[Start Records]
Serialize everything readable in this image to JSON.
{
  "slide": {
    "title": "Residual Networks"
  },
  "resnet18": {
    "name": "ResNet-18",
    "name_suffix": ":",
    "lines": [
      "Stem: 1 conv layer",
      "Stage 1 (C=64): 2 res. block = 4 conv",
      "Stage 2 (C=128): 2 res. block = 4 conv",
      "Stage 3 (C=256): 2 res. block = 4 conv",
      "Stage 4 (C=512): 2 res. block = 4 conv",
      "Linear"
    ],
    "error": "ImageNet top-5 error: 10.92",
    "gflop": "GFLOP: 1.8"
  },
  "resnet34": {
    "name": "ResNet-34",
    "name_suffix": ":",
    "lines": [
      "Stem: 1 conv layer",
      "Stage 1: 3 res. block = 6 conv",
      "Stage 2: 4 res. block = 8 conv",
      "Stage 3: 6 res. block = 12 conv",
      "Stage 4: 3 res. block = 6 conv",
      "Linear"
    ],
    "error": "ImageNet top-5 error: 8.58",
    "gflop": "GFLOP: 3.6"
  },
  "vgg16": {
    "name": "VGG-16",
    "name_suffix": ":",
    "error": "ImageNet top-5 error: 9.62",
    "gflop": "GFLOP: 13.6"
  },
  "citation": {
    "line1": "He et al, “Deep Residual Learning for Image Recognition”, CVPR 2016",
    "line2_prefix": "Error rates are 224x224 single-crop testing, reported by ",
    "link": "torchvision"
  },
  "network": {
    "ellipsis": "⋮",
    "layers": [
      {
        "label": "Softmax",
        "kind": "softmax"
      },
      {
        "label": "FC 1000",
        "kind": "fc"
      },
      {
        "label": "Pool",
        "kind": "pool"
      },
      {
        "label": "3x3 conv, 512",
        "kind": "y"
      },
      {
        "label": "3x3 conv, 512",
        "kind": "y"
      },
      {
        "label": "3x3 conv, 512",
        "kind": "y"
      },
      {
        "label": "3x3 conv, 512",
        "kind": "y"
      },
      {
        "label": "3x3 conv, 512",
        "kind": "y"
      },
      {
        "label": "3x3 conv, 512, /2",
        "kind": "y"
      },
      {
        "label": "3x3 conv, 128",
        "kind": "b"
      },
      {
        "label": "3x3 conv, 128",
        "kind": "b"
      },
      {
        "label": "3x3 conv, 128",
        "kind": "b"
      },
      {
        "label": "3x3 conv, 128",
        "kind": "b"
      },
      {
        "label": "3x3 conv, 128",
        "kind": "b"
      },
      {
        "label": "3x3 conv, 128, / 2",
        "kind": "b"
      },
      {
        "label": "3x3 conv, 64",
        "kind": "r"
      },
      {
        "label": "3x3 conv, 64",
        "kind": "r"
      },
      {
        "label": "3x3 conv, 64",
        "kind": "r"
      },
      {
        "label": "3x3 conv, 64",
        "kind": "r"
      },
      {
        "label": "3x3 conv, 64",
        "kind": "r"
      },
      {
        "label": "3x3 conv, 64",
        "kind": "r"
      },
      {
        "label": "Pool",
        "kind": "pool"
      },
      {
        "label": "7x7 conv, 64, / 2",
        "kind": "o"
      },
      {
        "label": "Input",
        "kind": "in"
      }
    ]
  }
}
[End Records]
● Required work: Go through the material above line by line and copy it exactly.

● Exercise result:
Serialize everything readable in this image to JSON.
{
  "slide": {
    "title": "Residual Networks"
  },
  "resnet18": {
    "name": "ResNet-18",
    "name_suffix": ":",
    "lines": [
      "Stem: 1 conv layer",
      "Stage 1 (C=64): 2 res. block = 4 conv",
      "Stage 2 (C=128): 2 res. block = 4 conv",
      "Stage 3 (C=256): 2 res. block = 4 conv",
      "Stage 4 (C=512): 2 res. block = 4 conv",
      "Linear"
    ],
    "error": "ImageNet top-5 error: 10.92",
    "gflop": "GFLOP: 1.8"
  },
  "resnet34": {
    "name": "ResNet-34",
    "name_suffix": ":",
    "lines": [
      "Stem: 1 conv layer",
      "Stage 1: 3 res. block = 6 conv",
      "Stage 2: 4 res. block = 8 conv",
      "Stage 3: 6 res. block = 12 conv",
      "Stage 4: 3 res. block = 6 conv",
      "Linear"
    ],
    "error": "ImageNet top-5 error: 8.58",
    "gflop": "GFLOP: 3.6"
  },
  "vgg16": {
    "name": "VGG-16",
    "name_suffix": ":",
    "error": "ImageNet top-5 error: 9.62",
    "gflop": "GFLOP: 13.6"
  },
  "citation": {
    "line1": "He et al, “Deep Residual Learning for Image Recognition”, CVPR 2016",
    "line2_prefix": "Error rates are 224x224 single-crop testing, reported by ",
    "link": "torchvision"
  },
  "network": {
    "ellipsis": "⋮",
    "layers": [
      {
        "label": "Softmax",
        "kind": "softmax"
      },
      {
        "label": "FC 1000",
        "kind": "fc"
      },
      {
        "label": "Pool",
        "kind": "pool"
      },
      {
        "label": "3x3 conv, 512",
        "kind": "y"
      },
      {
        "label": "3x3 conv, 512",
        "kind": "y"
      },
      {
        "label": "3x3 conv, 512",
        "kind": "y"
      },
      {
        "label": "3x3 conv, 512",
        "kind": "y"
      },
      {
        "label": "3x3 conv, 512",
        "kind": "y"
      },
      {
        "label": "3x3 conv, 512, /2",
        "kind": "y"
      },
      {
        "label": "3x3 conv, 128",
        "kind": "b"
      },
      {
        "label": "3x3 conv, 128",
        "kind": "b"
      },
      {
        "label": "3x3 conv, 128",
        "kind": "b"
      },
      {
        "label": "3x3 conv, 128",
        "kind": "b"
      },
      {
        "label": "3x3 conv, 128",
        "kind": "b"
      },
      {
        "label": "3x3 conv, 128, / 2",
        "kind": "b"
      },
      {
        "label": "3x3 conv, 64",
        "kind": "r"
      },
      {
        "label": "3x3 conv, 64",
        "kind": "r"
      },
      {
        "label": "3x3 conv, 64",
        "kind": "r"
      },
      {
        "label": "3x3 conv, 64",
        "kind": "r"
      },
      {
        "label": "3x3 conv, 64",
        "kind": "r"
      },
      {
        "label": "3x3 conv, 64",
        "kind": "r"
      },
      {
        "label": "Pool",
        "kind": "pool"
      },
      {
        "label": "7x7 conv, 64, / 2",
        "kind": "o"
      },
      {
        "label": "Input",
        "kind": "in"
      }
    ]
  }
}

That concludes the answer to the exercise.